Carry on the column about plays and films set in Mumbai slums, starting right after its final sentence.

GIVEN TEXT:
______________________________

In Sachin Tendulkar’s autobiography, written by Boria Majumdar, the cricketer mentions going to see Bombay Dreams which he says he enjoyed. That is not my recollection, though. Even before the interval, Sachin, who was sitting in front of me, and other members of the Indian cricket team trooped out. “They are offended by the depiction of a Bombay slum,” was the word, though they may have left due to some other reasons.
Yet, if they were offended by Bombay Dreams which tells the tale of how “Anything is possible on the silver screen”, I wonder what they will make of Behind the Beautiful Forevers. At any rate, Bombay Dreams introduced A R Rahman to the western world, and he went on to take two of the eight Oscars which Slumdog Millionaire, again, set in a Mumbai slum won in 2009.
The film did less well in India, where it was condemned (wrongly in my opinion) as “poverty porn” by quite a few people in Bollywood, than in most other parts of the world.
Slum
One coincidence is that Tessa Ross, head of films at Channel 4 who turned Vikas Swarup’s novel Q&A into the film Slumdog Millionaire, is joining the National Theatre as its chief executive early next year.
Which brings me to the third project set in a Mumbai slum. I went to a matinee performance of the play, which was packed with an almost exclusively white, elderly, middle class audience. I took along with me a journalist friend from Mumbai, Rahul Singh, paying his first visit to London since the death of his father, Khushwant Singh.
On the way in, we met Meera Syal, who looked remarkably composed despite the rigours of press night a few hours previously. Rahul was very honest as we came out after seeing the play, “Very good stage design and very good acting but somehow it didn't work for me.”
By coincidence, Rahul and I had been part of a group that had seen Slumdog Millionaire at the Regal Cinema behind the Mumbai Taj. He had loved the film, while another person had attacked it bitterly. As we left the National, an Englishwoman asked for the way to the Olivier. She had come to see the play. Rahul volunteered he had just seen it.
“Did you like it?” “Ok,” replied Rahul, adding accusingly, “Amit liked it a lot more.”
Unsettling
Two days later, I went back to the National and bought both David Hare’s script and Katherine Boo’s highly regarded book, sub-titled ‘Life, Death and Hope in a Mumbai Slum’. Rahul, who has lived all his life in Mumbai, thought the book was “better”.
The experience of sitting through Behind the Beautiful Forevers was so unsettling that it drove me to take an extreme antidote watch something unchallenging, Bollywood and truly awful. Chennai Express fitted the bill and lifted the spirits.
It is quite obvious that westerners do not see India as we see ourselves. Certainly, we have a great ability to ignore the poverty around us. Could it be that we look but do not see and are resentful when foreigners are fascinated by our slums?
Professor Sunil Khilnani, director of the India Institute at King’s College London tried to put Indian poverty into some sort of context in a longish article in The Guardian. He was supportive of the play. A day or so later, The Guardian had to point out that he was married to Katherine Boo — an omission which earned him an honourable mention in the satirical magazine, Private Eye. Fame indeed.
Can I recommend the play to anyone coming in from Mumbai? I came across a pertinent reader’s letter from a Sue Stapely, “Having flown back to the UK from Mumbai airport just two days ago the play, which we saw last night resonated strongly.

______________________________

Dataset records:
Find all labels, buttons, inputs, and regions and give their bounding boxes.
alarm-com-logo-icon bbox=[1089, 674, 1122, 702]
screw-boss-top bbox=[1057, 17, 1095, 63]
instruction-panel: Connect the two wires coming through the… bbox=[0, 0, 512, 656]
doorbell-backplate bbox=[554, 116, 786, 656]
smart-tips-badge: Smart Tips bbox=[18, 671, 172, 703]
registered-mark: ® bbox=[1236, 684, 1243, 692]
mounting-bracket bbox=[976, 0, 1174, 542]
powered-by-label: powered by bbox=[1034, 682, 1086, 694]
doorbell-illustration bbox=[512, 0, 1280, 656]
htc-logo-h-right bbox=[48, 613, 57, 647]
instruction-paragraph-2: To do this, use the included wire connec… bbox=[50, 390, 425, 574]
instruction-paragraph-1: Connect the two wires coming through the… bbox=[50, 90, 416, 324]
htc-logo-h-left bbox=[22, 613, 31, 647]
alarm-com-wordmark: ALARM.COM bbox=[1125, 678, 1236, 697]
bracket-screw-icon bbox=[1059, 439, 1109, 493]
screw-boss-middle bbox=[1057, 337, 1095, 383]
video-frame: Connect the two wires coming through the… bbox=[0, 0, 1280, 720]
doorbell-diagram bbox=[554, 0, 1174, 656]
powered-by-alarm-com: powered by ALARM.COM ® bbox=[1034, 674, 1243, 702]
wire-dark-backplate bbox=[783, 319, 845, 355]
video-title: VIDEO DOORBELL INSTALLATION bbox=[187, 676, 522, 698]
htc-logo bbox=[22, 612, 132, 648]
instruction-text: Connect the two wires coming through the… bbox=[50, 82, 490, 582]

______________________________

FINAL RESULT:
We observed the shanty town all along the road to the airport and wondered how its occupants survived, having ourselves enjoyed 10 wonderful days in Rajasthan visiting palaces, forts and grand hotels. While the staging of this piece was certainly dramatically powerful and the cast exemplary, I longed for more political comment from Hare and more coherence to the story telling.
Not having read Ms Boo’s book, I can only assume she covered a series of vignettes and anecdotes and had hoped that Hare might draw them all together more persuasively. Nonetheless, it was a strangely moving evening with a wonderful, predominantly Indian cast.”
Another reader, Caroline Byrne, expressed anger at the rave reviews from a majority of British theatre critics: “This turgid melodrama goes on and on for three hours. If you’ve seen Slumdog Millionaire or read White Tiger then you will have a deeper insight into the great hardship many Indians are exposed to than the trite interpretations from Boo’s book.
I am shocked by the four-star reviews the media have given and sense that reviewers are brown-nosing the new incoming director of the NT. Kudos to the actors for keeping their energy levels up despite this woeful script and hammy directing.”
Watch
However, just as an intellectual exercise, people from Mumbai should come and see the play if they possibly can and try to understand the perspective of British critics.
This is Time Out: “Behind the Beautiful Forevers is a window onto the lives of India’s poorest, most notably the hardworking Husain family, who make their meagre living sifting through Mumbai’s prodigious accumulation of rubbish.
With much gallows humour we’re brought into their messy world of small victories and crushing setbacks, the biggest of which comes when the damaged Fatima (Thusitha Jayasundera) immolates herself in order to frame the Husains. It almost destroys the hardworking family, as they are forced to bribe their way through India's mind-bogglingly corrupt legal system.”
“It is a brilliant, horrible and heartbreaking story, painfully small in its scale, but told with epic sweep and flourish by Norris,” adds Time Out. “There’s a particularly fine performance from Meera Syal as Husain matriarch Zehrunisa, a strong woman slowly ground down as she sells everything she owns to fund endless palm greasings.”
According to The Daily Telegraph, “The main achievement here is to cut a swathe through Boo’s sometimes restrictive-feeling prose and let her ‘characters; live and breathe, often using an amiable mode of direct address. The result is to further refine the original’s meticulously sifted material so that a clear pattern emerges of individuals struggling to keep body and soul together in a society that is indifferent to their fates and conspires, through bribery, corruption and inefficiency, to push their fortunes further down into the stinking pile.”
It goes on: “At the heart of both book and play is a minor spat that spins out of control. Diligent teenage ‘sorter’ Abdul Husain (Shane Zaza), his shack-proud mum (Meera Syal’s wry and dry Zehrunisa) and ailing father Karam (Vincent Ebrahim) embark on home-improvements that enrage their envious, one-legged neighbour Fatima (Thusitha Jayasundera). The latter sets fire to herself and then blames it all on them, ensuring the family swiftly face a Kafkaesque nightmare of injustice and incarceration.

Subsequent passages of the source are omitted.